- YOUR TASK -
Return only the number of lines that hold "mental".

- TASK DATA -

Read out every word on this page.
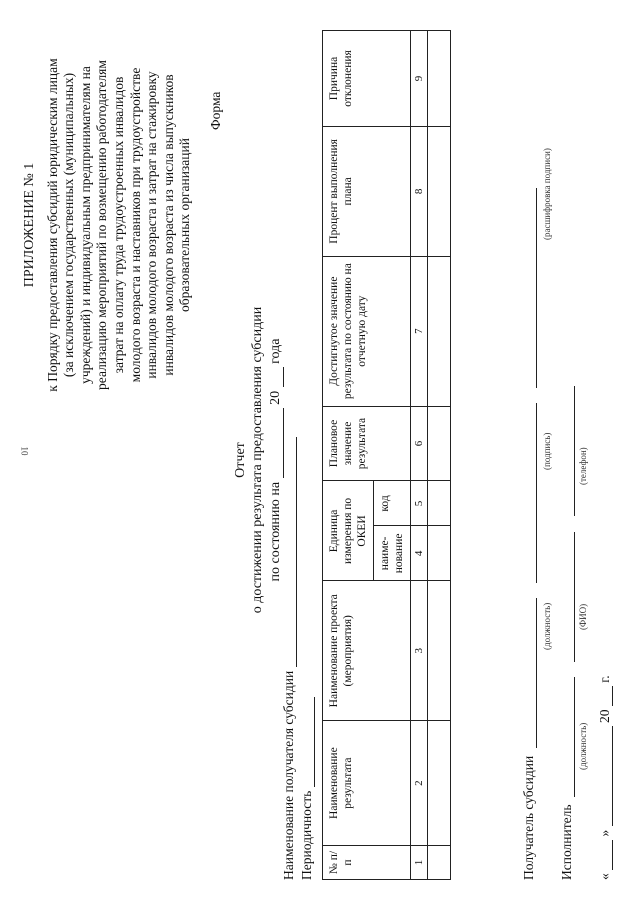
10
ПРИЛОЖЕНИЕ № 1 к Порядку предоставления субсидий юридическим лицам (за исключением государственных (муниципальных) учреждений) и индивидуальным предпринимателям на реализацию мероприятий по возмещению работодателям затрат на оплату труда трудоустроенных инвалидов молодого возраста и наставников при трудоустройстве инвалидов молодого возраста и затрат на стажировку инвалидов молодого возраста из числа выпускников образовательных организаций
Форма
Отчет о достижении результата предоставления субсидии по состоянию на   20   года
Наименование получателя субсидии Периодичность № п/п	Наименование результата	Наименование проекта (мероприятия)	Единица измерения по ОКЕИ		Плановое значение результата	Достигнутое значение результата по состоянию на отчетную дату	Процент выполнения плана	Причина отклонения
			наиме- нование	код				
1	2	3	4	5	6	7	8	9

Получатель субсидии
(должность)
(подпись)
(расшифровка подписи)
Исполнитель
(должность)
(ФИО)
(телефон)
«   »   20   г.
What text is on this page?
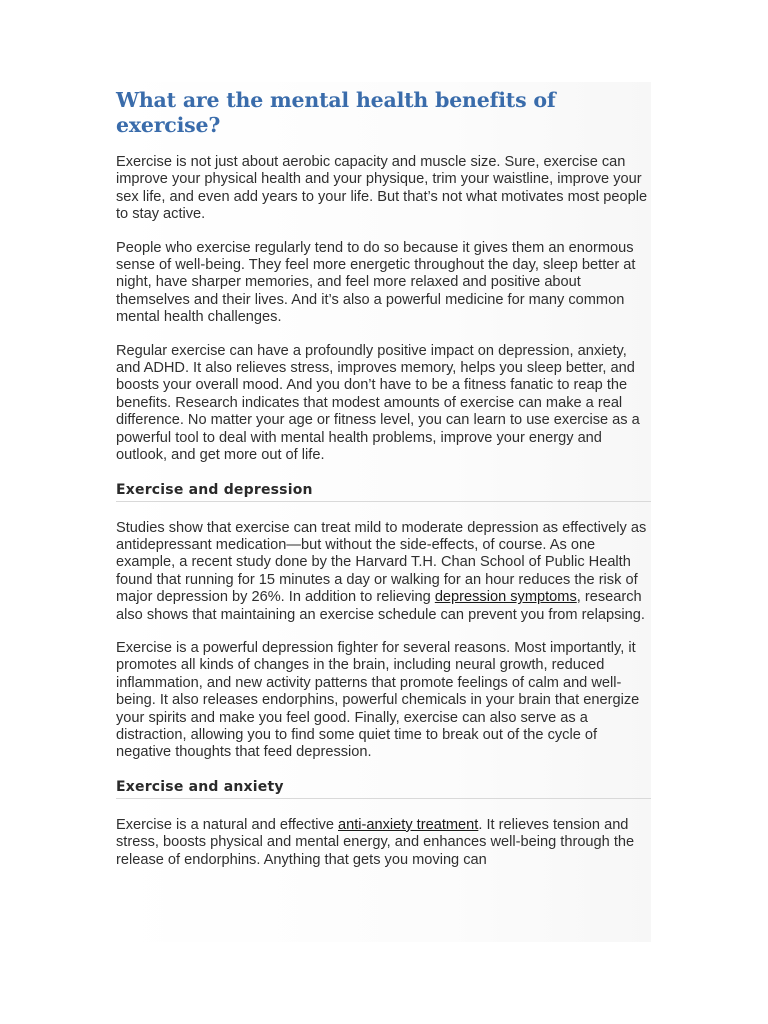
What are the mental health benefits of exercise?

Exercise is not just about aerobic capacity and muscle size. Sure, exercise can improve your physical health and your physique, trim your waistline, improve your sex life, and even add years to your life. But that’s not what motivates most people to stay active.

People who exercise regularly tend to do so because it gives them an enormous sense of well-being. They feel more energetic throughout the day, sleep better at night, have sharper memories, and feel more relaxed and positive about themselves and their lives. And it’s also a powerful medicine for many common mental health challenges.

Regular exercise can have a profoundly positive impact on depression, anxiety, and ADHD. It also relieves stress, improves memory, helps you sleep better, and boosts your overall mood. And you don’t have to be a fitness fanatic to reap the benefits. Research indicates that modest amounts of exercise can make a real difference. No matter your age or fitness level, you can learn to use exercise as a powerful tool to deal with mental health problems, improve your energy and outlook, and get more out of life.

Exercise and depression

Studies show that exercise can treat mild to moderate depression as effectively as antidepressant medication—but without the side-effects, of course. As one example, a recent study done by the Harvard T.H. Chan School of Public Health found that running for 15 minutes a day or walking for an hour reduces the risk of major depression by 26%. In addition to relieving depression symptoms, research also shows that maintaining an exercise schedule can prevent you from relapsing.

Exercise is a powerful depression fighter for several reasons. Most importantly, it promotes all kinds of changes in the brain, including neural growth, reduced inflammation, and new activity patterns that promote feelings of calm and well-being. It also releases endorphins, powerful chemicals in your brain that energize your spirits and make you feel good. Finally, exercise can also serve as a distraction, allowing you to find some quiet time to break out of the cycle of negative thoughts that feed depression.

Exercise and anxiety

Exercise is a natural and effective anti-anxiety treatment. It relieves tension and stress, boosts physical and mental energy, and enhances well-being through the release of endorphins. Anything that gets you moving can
---
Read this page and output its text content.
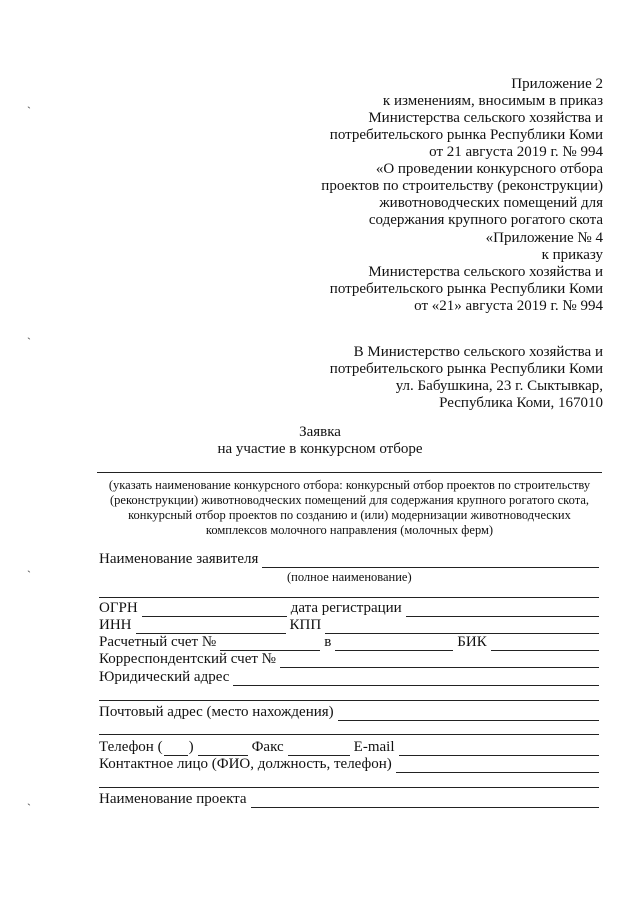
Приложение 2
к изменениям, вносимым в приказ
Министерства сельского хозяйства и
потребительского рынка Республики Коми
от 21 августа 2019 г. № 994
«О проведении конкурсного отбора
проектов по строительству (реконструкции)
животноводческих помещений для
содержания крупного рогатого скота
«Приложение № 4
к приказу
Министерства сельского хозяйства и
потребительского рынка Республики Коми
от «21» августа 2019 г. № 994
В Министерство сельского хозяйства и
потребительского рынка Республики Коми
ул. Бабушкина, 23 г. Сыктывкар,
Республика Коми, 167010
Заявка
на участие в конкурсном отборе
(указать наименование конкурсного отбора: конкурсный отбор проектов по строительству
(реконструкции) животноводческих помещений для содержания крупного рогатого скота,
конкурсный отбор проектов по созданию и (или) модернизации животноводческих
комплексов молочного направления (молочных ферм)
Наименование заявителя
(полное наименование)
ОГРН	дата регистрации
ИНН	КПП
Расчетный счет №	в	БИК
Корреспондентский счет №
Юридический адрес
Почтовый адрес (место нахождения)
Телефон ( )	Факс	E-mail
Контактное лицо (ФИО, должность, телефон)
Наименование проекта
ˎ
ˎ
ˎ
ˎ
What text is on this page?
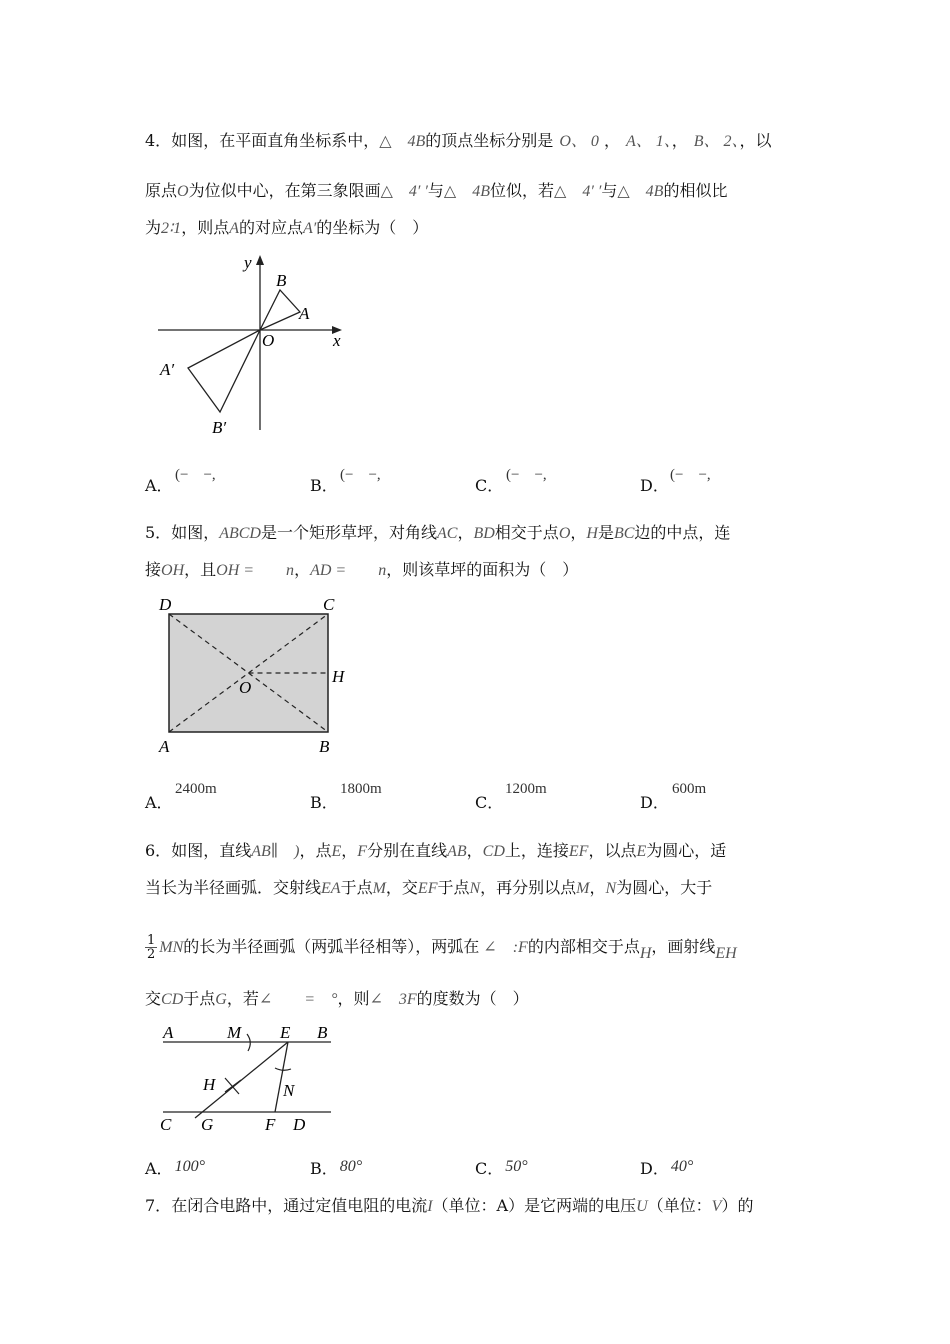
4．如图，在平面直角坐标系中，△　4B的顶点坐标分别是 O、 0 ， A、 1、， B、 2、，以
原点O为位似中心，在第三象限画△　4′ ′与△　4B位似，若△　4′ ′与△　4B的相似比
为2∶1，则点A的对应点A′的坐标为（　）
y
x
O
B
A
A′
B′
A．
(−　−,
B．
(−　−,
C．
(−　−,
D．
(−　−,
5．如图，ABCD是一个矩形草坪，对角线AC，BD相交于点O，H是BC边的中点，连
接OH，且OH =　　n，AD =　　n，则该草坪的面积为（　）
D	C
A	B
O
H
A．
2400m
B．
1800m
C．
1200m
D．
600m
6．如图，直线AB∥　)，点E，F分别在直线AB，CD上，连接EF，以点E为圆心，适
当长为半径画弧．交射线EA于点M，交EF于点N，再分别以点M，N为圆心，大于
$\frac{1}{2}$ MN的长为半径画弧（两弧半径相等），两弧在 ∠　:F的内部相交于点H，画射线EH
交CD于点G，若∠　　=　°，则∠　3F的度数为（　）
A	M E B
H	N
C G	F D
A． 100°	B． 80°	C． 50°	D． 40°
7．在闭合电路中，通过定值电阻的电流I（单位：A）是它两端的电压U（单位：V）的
--
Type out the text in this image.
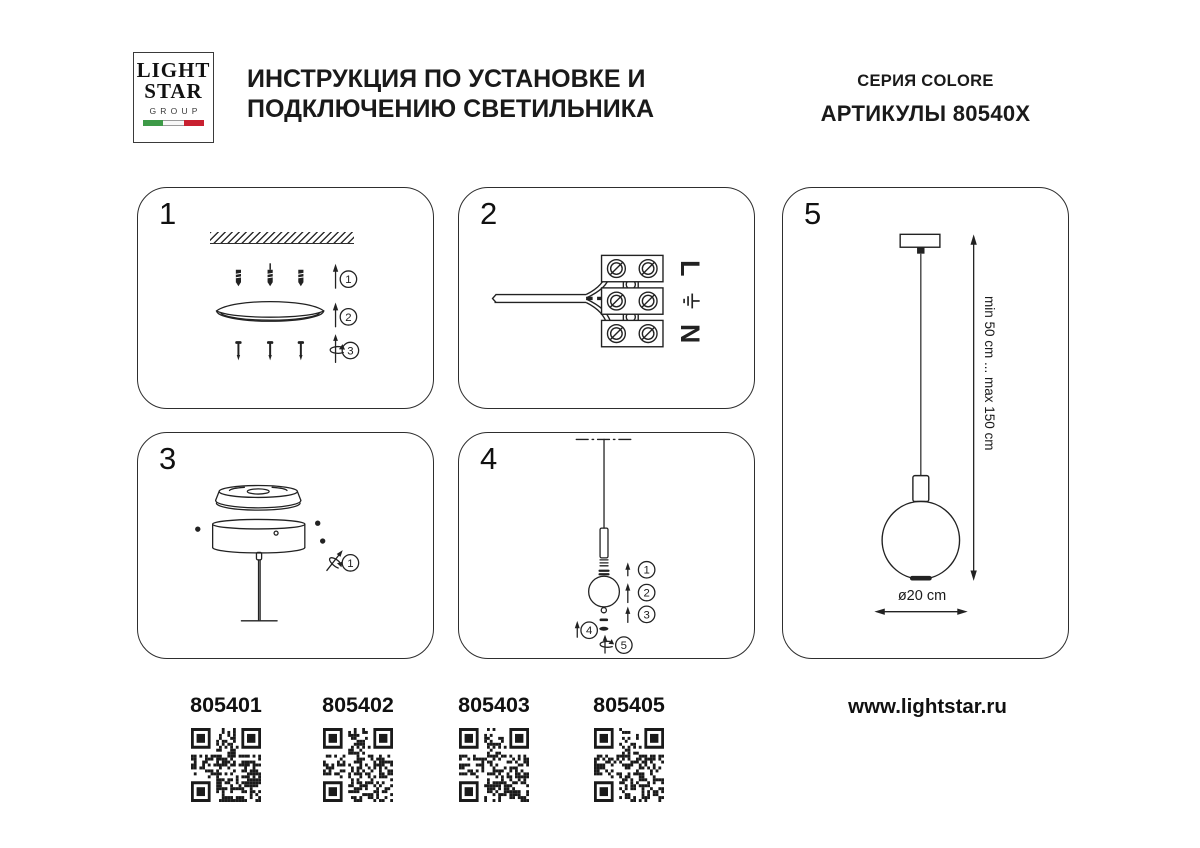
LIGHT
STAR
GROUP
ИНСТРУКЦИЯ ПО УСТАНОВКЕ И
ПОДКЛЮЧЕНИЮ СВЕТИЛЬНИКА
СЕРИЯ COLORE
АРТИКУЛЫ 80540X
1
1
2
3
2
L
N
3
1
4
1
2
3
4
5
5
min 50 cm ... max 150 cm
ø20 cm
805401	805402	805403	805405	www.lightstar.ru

- SOLVED EXERCISE -
4